## Given instruction
Put each line of the data below into a numbered list, leaving out blank lines and the picture lines.

## Dataset excerpts
::::::::::

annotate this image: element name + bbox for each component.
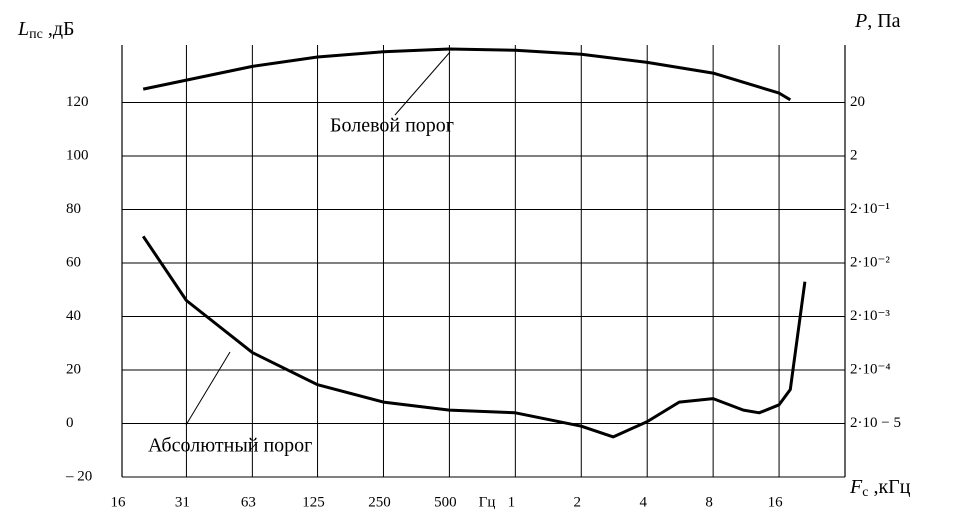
x-label-sub: c [862, 485, 868, 500]
y-tick-label: 80 [66, 201, 81, 217]
x-tick-label: 4 [639, 494, 647, 510]
leader-line [394, 51, 451, 116]
y2-tick-label: 2·10⁻⁴ [850, 361, 891, 377]
x-tick-label: 2 [574, 494, 582, 510]
x-tick-label: 8 [705, 494, 713, 510]
x-tick-label: 250 [368, 494, 391, 510]
y-axis-label: Lпс ,дБ [17, 18, 75, 43]
x-tick-label: 63 [241, 494, 256, 510]
x-label-main: F [849, 476, 863, 498]
x-tick-label: 500 [434, 494, 457, 510]
y2-tick-label: 2·10⁻³ [850, 308, 890, 324]
y-tick-label: – 20 [65, 468, 92, 484]
y2-tick-label: 20 [850, 94, 865, 110]
y2-tick-label: 2 [850, 147, 858, 163]
y-tick-label: 20 [66, 361, 81, 377]
x-tick-label: 31 [175, 494, 190, 510]
series-line [141, 235, 807, 439]
series-annotation: Болевой порог [330, 115, 454, 137]
y-tick-label: 120 [66, 94, 89, 110]
y-tick-label: 40 [66, 308, 81, 324]
x-tick-label: 16 [111, 494, 127, 510]
y-label-main: L [17, 18, 29, 40]
y-tick-label: 0 [66, 415, 74, 431]
x-axis-label: Fc ,кГц [849, 476, 911, 501]
y2-tick-label: 2·10⁻² [850, 254, 890, 270]
x-tick-label: 1 [508, 494, 516, 510]
y2-tick-label: 2·10 − 5 [850, 415, 901, 431]
y2-label-unit: , Па [867, 10, 900, 32]
y2-label-main: P [854, 10, 867, 32]
y-tick-label: 100 [66, 147, 89, 163]
x-tick-label: 125 [302, 494, 325, 510]
series-line [142, 47, 792, 102]
x-tick-label: 16 [768, 494, 784, 510]
y2-tick-label: 2·10⁻¹ [850, 201, 890, 217]
x-label-unit: ,кГц [868, 476, 910, 498]
y-label-sub: пс [29, 27, 43, 42]
y-tick-label: 60 [66, 254, 81, 270]
y2-axis-label: P, Па [854, 10, 901, 32]
x-unit: Гц [479, 494, 496, 510]
y-label-unit: ,дБ [43, 18, 75, 40]
series-annotation: Абсолютный порог [148, 435, 312, 457]
leader-line [185, 351, 231, 426]
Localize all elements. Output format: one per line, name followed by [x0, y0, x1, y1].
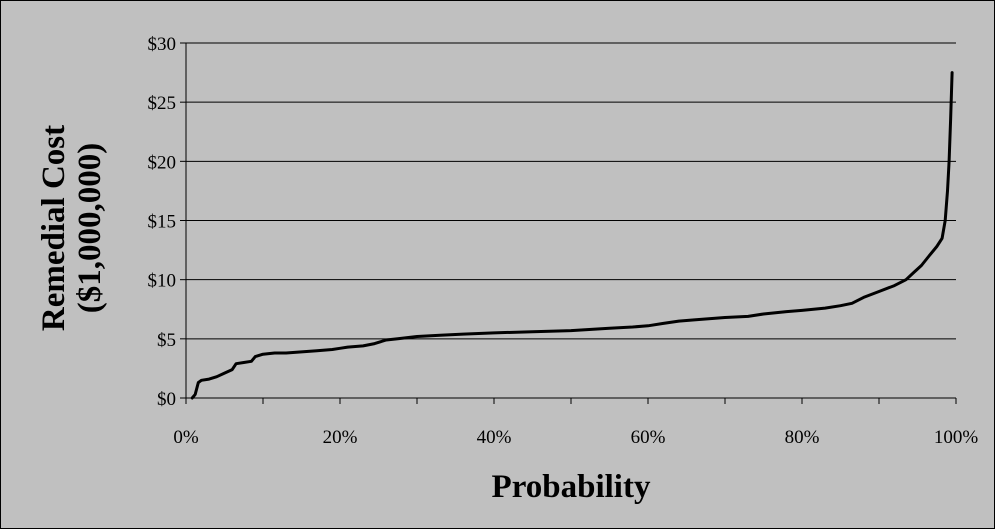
x-tick-label: 40%	[477, 427, 512, 448]
x-tick-label: 60%	[631, 427, 666, 448]
x-tick-label: 100%	[934, 427, 979, 448]
y-tick-label: $25	[148, 93, 177, 114]
x-axis-title: Probability	[492, 469, 651, 505]
y-tick-label: $30	[148, 34, 177, 55]
y-tick-label: $15	[148, 212, 177, 233]
gridlines	[186, 42, 956, 340]
y-axis-title-line-1: Remedial Cost	[36, 125, 72, 331]
axes	[180, 42, 957, 404]
tick-labels: $0 $5 $10 $15 $20 $25 $30 0% 20% 40% 60% 80% 100%	[148, 34, 979, 448]
x-tick-label: 0%	[173, 427, 199, 448]
remedial-cost-curve	[190, 71, 954, 400]
y-axis-title-line-2: ($1,000,000)	[72, 143, 108, 313]
x-tick-label: 80%	[785, 427, 820, 448]
y-tick-label: $20	[148, 152, 177, 173]
data-series	[190, 71, 954, 400]
y-tick-label: $5	[157, 330, 176, 351]
y-tick-label: $10	[148, 271, 177, 292]
x-tick-label: 20%	[323, 427, 358, 448]
y-tick-label: $0	[157, 389, 176, 410]
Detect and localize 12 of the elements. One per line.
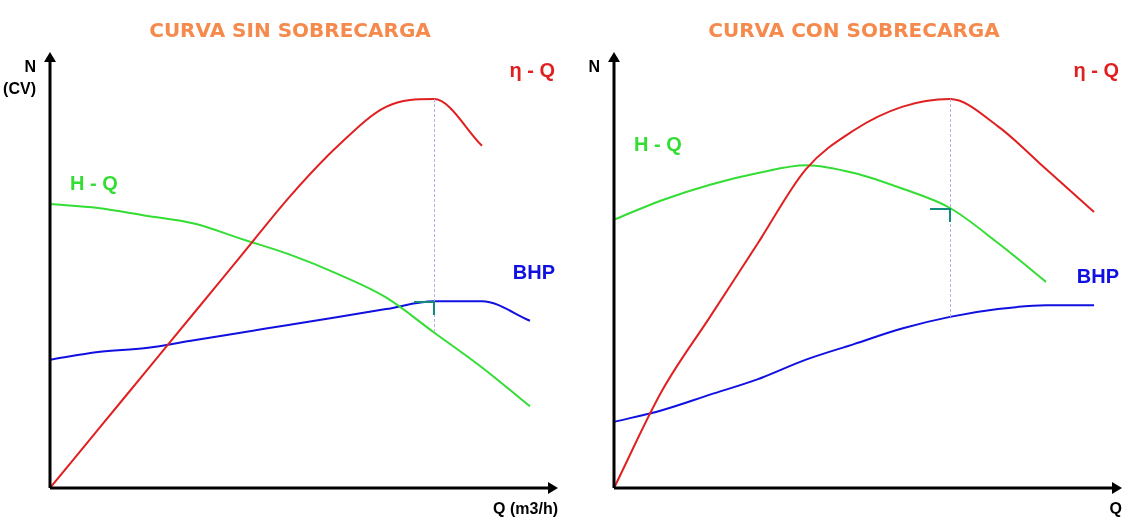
series-label: H - Q bbox=[70, 171, 118, 194]
text: η - Q bbox=[1073, 58, 1119, 81]
series-label: H - Q bbox=[634, 132, 682, 155]
y-axis-title: N (CV) bbox=[3, 58, 36, 98]
y-axis-title: N bbox=[588, 58, 600, 76]
series-label: BHP bbox=[1076, 264, 1119, 287]
text: η - Q bbox=[509, 58, 555, 81]
chart-title: CURVA SIN SOBRECARGA bbox=[149, 18, 432, 43]
x-axis-title: Q (m3/h) bbox=[493, 500, 558, 518]
x-axis-title: Q bbox=[1109, 500, 1122, 518]
chart-title: CURVA CON SOBRECARGA bbox=[708, 18, 1001, 43]
series-label: BHP bbox=[512, 260, 555, 283]
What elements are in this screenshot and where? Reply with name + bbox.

::::::::::

## Complete answer
1. annotate this image: element name + bbox for each component.
2. x-label-sub: c [862, 485, 868, 500]
3. y-tick-label: 80 [66, 201, 81, 217]
4. x-tick-label: 4 [639, 494, 647, 510]
5. leader-line [394, 51, 451, 116]
6. y2-tick-label: 2·10⁻⁴ [850, 361, 891, 377]
7. x-tick-label: 2 [574, 494, 582, 510]
8. x-tick-label: 8 [705, 494, 713, 510]
9. x-tick-label: 250 [368, 494, 391, 510]
10. y-axis-label: Lпс ,дБ [17, 18, 75, 43]
11. x-tick-label: 63 [241, 494, 256, 510]
12. x-label-main: F [849, 476, 863, 498]
13. x-tick-label: 500 [434, 494, 457, 510]
14. y2-tick-label: 2·10⁻³ [850, 308, 890, 324]
15. y-tick-label: – 20 [65, 468, 92, 484]
16. y2-tick-label: 20 [850, 94, 865, 110]
17. y2-tick-label: 2 [850, 147, 858, 163]
18. y-tick-label: 20 [66, 361, 81, 377]
19. x-tick-label: 31 [175, 494, 190, 510]
20. series-line [141, 235, 807, 439]
21. series-annotation: Болевой порог [330, 115, 454, 137]
22. y-tick-label: 120 [66, 94, 89, 110]
23. y-tick-label: 40 [66, 308, 81, 324]
24. x-tick-label: 16 [111, 494, 127, 510]
25. y-label-main: L [17, 18, 29, 40]
26. y-tick-label: 0 [66, 415, 74, 431]
27. x-axis-label: Fc ,кГц [849, 476, 911, 501]
28. y2-tick-label: 2·10⁻² [850, 254, 890, 270]
29. x-tick-label: 1 [508, 494, 516, 510]
30. y2-tick-label: 2·10 − 5 [850, 415, 901, 431]
31. y2-label-unit: , Па [867, 10, 900, 32]
32. y2-label-main: P [854, 10, 867, 32]
33. y-tick-label: 100 [66, 147, 89, 163]
34. x-tick-label: 125 [302, 494, 325, 510]
35. series-line [142, 47, 792, 102]
36. x-tick-label: 16 [768, 494, 784, 510]
37. y2-tick-label: 2·10⁻¹ [850, 201, 890, 217]
38. x-label-unit: ,кГц [868, 476, 910, 498]
39. y-label-sub: пс [29, 27, 43, 42]
40. y-tick-label: 60 [66, 254, 81, 270]
41. y2-axis-label: P, Па [854, 10, 901, 32]
42. x-unit: Гц [479, 494, 496, 510]
43. y-label-unit: ,дБ [43, 18, 75, 40]
44. series-annotation: Абсолютный порог [148, 435, 312, 457]
45. leader-line [185, 351, 231, 426]
46. Localize all elements. Output format: one per line, name followed by [x0, y0, x1, y1].
47. x-tick-label: 40%	[477, 427, 512, 448]
48. x-tick-label: 60%	[631, 427, 666, 448]
49. x-tick-label: 100%	[934, 427, 979, 448]
50. y-tick-label: $25	[148, 93, 177, 114]
51. x-axis-title: Probability	[492, 469, 651, 505]
52. y-tick-label: $30	[148, 34, 177, 55]
53. y-tick-label: $15	[148, 212, 177, 233]
54. gridlines	[186, 42, 956, 340]
55. y-axis-title-line-1: Remedial Cost	[36, 125, 72, 331]
56. axes	[180, 42, 957, 404]
57. tick-labels: $0 $5 $10 $15 $20 $25 $30 0% 20% 40% 60% 80% 100%	[148, 34, 979, 448]
58. x-tick-label: 0%	[173, 427, 199, 448]
59. remedial-cost-curve	[190, 71, 954, 400]
60. y-axis-title-line-2: ($1,000,000)	[72, 143, 108, 313]
61. x-tick-label: 80%	[785, 427, 820, 448]
62. y-tick-label: $20	[148, 152, 177, 173]
63. data-series	[190, 71, 954, 400]
64. y-tick-label: $5	[157, 330, 176, 351]
65. y-tick-label: $10	[148, 271, 177, 292]
66. x-tick-label: 20%	[323, 427, 358, 448]
67. y-tick-label: $0	[157, 389, 176, 410]
68. Detect and localize 12 of the elements. One per line.
69. series-label: H - Q bbox=[70, 171, 118, 194]
70. text: η - Q bbox=[1073, 58, 1119, 81]
71. series-label: H - Q bbox=[634, 132, 682, 155]
72. y-axis-title: N (CV) bbox=[3, 58, 36, 98]
73. y-axis-title: N bbox=[588, 58, 600, 76]
74. series-label: BHP bbox=[1076, 264, 1119, 287]
75. text: η - Q bbox=[509, 58, 555, 81]
76. chart-title: CURVA SIN SOBRECARGA bbox=[149, 18, 432, 43]
77. x-axis-title: Q (m3/h) bbox=[493, 500, 558, 518]
78. x-axis-title: Q bbox=[1109, 500, 1122, 518]
79. chart-title: CURVA CON SOBRECARGA bbox=[708, 18, 1001, 43]
80. series-label: BHP bbox=[512, 260, 555, 283]
81. What elements are in this screenshot and where? Reply with name + bbox.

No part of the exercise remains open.